◆ GIVEN TASK ◆
Scan the lines below for the string "have" and report how many lines contain it, giving only the number.

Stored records
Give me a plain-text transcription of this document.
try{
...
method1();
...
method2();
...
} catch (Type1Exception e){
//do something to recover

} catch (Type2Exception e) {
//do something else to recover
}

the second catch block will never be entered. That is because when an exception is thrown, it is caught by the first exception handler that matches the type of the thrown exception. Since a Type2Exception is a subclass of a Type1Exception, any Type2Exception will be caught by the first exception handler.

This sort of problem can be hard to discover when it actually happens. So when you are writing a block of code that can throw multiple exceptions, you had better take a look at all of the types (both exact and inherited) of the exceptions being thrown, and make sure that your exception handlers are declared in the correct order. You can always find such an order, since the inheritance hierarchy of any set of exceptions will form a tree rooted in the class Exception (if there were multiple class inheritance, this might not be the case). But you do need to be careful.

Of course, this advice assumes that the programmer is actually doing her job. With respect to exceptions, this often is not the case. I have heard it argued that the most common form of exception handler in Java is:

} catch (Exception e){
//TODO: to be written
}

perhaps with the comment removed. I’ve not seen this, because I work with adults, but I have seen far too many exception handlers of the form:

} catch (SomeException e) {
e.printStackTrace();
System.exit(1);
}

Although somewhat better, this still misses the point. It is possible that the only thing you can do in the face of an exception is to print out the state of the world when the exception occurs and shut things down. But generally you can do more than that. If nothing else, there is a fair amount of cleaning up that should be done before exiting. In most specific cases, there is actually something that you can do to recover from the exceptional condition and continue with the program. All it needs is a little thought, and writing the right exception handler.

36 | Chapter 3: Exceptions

◆ THE SOLUTION ◆
2